**Directive**
Transcribe everything in the data word for word. Pictures are left out.

>> Begin

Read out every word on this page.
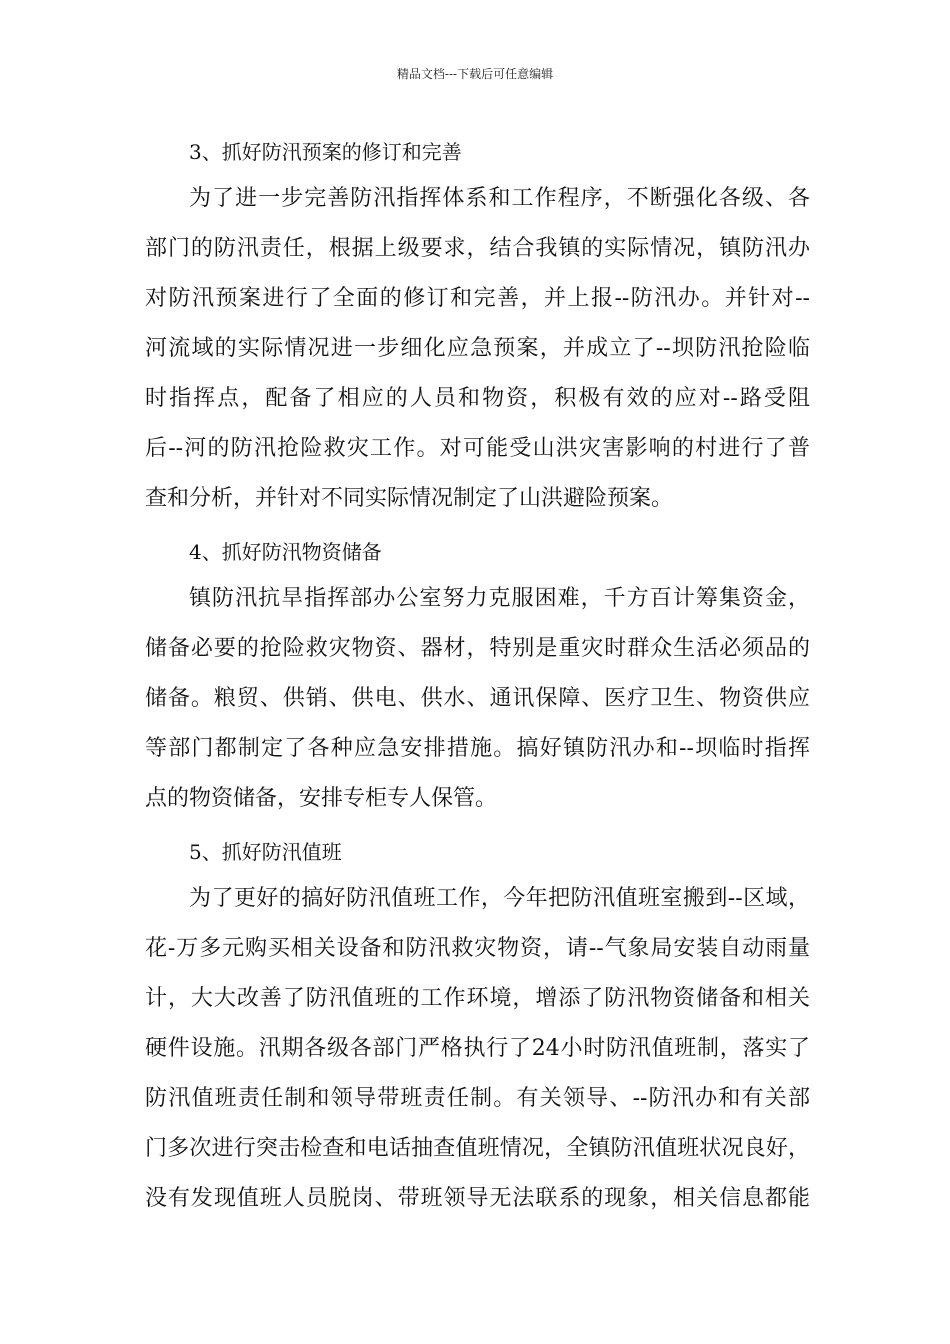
精品文档---下载后可任意编辑
3、抓好防汛预案的修订和完善
为了进一步完善防汛指挥体系和工作程序，不断强化各级、各
部门的防汛责任，根据上级要求，结合我镇的实际情况，镇防汛办
对防汛预案进行了全面的修订和完善，并上报--防汛办。并针对--
河流域的实际情况进一步细化应急预案，并成立了--坝防汛抢险临
时指挥点，配备了相应的人员和物资，积极有效的应对--路受阻
后--河的防汛抢险救灾工作。对可能受山洪灾害影响的村进行了普
查和分析，并针对不同实际情况制定了山洪避险预案。
4、抓好防汛物资储备
镇防汛抗旱指挥部办公室努力克服困难，千方百计筹集资金，
储备必要的抢险救灾物资、器材，特别是重灾时群众生活必须品的
储备。粮贸、供销、供电、供水、通讯保障、医疗卫生、物资供应
等部门都制定了各种应急安排措施。搞好镇防汛办和--坝临时指挥
点的物资储备，安排专柜专人保管。
5、抓好防汛值班
为了更好的搞好防汛值班工作，今年把防汛值班室搬到--区域，
花-万多元购买相关设备和防汛救灾物资，请--气象局安装自动雨量
计，大大改善了防汛值班的工作环境，增添了防汛物资储备和相关
硬件设施。汛期各级各部门严格执行了24小时防汛值班制，落实了
防汛值班责任制和领导带班责任制。有关领导、--防汛办和有关部
门多次进行突击检查和电话抽查值班情况，全镇防汛值班状况良好，
没有发现值班人员脱岗、带班领导无法联系的现象，相关信息都能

>> End

**Exercise result**
Read out every word on this page.
精品文档---下载后可任意编辑
3、抓好防汛预案的修订和完善
为了进一步完善防汛指挥体系和工作程序，不断强化各级、各
部门的防汛责任，根据上级要求，结合我镇的实际情况，镇防汛办
对防汛预案进行了全面的修订和完善，并上报--防汛办。并针对--
河流域的实际情况进一步细化应急预案，并成立了--坝防汛抢险临
时指挥点，配备了相应的人员和物资，积极有效的应对--路受阻
后--河的防汛抢险救灾工作。对可能受山洪灾害影响的村进行了普
查和分析，并针对不同实际情况制定了山洪避险预案。
4、抓好防汛物资储备
镇防汛抗旱指挥部办公室努力克服困难，千方百计筹集资金，
储备必要的抢险救灾物资、器材，特别是重灾时群众生活必须品的
储备。粮贸、供销、供电、供水、通讯保障、医疗卫生、物资供应
等部门都制定了各种应急安排措施。搞好镇防汛办和--坝临时指挥
点的物资储备，安排专柜专人保管。
5、抓好防汛值班
为了更好的搞好防汛值班工作，今年把防汛值班室搬到--区域，
花-万多元购买相关设备和防汛救灾物资，请--气象局安装自动雨量
计，大大改善了防汛值班的工作环境，增添了防汛物资储备和相关
硬件设施。汛期各级各部门严格执行了24小时防汛值班制，落实了
防汛值班责任制和领导带班责任制。有关领导、--防汛办和有关部
门多次进行突击检查和电话抽查值班情况，全镇防汛值班状况良好，
没有发现值班人员脱岗、带班领导无法联系的现象，相关信息都能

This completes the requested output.